__What is needed__: List each line of the data that holds the string "Reviews", please.

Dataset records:
----------------

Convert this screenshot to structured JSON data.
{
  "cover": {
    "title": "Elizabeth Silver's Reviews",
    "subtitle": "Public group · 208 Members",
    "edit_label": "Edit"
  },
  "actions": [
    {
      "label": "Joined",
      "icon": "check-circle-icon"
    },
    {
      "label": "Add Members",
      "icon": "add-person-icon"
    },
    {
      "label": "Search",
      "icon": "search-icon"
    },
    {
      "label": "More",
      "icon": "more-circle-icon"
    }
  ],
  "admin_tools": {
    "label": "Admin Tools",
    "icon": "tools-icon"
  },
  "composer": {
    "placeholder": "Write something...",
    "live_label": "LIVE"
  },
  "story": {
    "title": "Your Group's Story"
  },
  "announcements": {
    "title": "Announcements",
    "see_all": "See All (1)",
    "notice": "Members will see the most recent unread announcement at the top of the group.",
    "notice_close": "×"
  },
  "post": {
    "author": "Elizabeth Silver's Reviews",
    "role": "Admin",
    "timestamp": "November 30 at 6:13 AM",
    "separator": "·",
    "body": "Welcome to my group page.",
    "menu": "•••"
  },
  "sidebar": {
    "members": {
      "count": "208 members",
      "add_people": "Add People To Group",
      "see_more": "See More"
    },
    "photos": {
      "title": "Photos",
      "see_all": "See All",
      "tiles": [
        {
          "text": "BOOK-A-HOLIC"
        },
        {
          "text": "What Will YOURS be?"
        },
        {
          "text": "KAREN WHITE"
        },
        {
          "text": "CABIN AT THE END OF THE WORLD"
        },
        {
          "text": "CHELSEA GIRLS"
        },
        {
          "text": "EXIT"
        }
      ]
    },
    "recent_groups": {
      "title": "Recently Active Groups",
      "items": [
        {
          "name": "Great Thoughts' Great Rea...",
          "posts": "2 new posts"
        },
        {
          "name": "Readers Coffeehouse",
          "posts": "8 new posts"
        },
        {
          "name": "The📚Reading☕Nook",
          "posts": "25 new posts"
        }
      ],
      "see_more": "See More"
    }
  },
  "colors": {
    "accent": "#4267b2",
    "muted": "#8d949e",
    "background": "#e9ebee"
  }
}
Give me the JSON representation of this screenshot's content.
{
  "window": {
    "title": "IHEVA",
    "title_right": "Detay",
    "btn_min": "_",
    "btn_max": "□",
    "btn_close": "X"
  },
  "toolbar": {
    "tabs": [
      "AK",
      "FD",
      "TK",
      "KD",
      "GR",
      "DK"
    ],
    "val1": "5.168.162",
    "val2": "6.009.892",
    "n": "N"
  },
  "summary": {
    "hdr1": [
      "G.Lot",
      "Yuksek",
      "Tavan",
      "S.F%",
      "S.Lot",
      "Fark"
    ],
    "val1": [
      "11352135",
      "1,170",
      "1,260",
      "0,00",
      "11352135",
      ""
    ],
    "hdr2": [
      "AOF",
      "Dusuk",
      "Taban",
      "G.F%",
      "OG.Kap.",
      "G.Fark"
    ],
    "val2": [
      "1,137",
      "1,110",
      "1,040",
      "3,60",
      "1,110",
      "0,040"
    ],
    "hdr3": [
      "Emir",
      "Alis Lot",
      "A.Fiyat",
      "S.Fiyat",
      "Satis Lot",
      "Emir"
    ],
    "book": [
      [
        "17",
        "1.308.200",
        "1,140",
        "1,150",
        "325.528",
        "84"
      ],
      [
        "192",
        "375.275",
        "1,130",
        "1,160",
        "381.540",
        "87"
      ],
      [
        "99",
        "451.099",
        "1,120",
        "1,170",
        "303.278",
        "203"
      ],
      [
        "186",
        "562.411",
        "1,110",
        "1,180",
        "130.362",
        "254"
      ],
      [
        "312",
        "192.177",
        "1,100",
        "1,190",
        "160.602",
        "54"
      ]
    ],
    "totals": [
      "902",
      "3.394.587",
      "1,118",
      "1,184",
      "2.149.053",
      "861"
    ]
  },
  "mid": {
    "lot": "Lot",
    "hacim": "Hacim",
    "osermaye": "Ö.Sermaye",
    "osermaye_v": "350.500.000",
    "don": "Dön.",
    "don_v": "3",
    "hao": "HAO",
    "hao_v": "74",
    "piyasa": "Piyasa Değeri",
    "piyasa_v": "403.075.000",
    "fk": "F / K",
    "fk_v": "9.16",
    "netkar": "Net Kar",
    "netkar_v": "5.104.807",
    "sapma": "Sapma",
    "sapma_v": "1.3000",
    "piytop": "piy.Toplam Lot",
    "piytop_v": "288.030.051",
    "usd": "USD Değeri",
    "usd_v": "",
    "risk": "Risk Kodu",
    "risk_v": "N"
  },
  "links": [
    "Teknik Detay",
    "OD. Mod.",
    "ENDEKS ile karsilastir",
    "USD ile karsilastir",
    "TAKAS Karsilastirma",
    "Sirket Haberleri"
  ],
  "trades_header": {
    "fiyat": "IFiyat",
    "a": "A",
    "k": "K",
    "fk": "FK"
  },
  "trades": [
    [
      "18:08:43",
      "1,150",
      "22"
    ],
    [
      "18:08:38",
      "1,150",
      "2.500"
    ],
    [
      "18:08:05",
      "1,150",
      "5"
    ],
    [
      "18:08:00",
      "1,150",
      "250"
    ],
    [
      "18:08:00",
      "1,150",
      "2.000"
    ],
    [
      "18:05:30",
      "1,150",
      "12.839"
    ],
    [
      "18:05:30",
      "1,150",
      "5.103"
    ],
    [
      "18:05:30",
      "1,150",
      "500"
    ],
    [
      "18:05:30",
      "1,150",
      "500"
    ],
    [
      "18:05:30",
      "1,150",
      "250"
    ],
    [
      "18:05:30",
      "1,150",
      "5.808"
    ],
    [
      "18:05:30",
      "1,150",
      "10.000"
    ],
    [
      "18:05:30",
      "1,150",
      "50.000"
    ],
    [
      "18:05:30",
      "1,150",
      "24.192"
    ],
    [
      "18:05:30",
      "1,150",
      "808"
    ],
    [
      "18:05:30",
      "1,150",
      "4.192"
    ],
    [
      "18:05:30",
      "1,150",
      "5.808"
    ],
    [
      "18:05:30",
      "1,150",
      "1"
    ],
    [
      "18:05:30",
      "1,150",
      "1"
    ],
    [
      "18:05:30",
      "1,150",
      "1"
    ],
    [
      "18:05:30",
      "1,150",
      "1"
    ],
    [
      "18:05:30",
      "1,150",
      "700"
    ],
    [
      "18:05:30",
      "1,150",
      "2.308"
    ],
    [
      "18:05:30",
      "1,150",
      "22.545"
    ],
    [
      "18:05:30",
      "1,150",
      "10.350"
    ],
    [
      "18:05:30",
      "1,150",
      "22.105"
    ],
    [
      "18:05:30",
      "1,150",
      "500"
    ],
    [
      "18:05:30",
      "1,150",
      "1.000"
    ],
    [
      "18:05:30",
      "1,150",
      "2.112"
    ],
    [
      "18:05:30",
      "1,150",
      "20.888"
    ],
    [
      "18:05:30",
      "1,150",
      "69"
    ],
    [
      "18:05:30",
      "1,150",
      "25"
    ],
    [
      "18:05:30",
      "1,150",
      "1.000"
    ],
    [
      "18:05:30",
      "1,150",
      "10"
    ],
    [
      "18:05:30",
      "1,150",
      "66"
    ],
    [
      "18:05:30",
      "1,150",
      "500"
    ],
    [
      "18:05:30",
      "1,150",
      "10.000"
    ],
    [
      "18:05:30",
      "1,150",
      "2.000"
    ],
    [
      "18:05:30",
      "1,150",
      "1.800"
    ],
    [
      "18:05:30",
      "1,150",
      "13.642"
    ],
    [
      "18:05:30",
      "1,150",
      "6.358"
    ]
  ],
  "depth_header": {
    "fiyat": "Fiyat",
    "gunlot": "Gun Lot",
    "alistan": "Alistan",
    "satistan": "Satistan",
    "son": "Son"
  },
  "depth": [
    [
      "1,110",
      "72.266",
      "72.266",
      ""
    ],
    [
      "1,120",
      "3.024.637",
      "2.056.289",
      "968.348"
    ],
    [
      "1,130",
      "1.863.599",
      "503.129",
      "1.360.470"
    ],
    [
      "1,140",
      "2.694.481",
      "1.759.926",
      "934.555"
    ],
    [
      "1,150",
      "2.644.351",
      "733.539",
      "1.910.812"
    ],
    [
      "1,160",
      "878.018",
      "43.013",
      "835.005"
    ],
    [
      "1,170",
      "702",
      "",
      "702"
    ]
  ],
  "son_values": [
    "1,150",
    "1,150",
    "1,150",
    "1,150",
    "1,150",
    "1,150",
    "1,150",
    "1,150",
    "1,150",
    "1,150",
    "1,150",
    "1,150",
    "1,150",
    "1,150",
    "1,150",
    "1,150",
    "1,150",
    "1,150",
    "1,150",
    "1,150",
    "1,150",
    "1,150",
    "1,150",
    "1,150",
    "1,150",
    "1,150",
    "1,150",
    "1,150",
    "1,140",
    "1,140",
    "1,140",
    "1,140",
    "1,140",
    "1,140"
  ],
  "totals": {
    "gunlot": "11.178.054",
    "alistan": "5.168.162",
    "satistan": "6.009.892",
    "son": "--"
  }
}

----------------

__Completed exercise__:
    "title": "Elizabeth Silver's Reviews",
    "author": "Elizabeth Silver's Reviews",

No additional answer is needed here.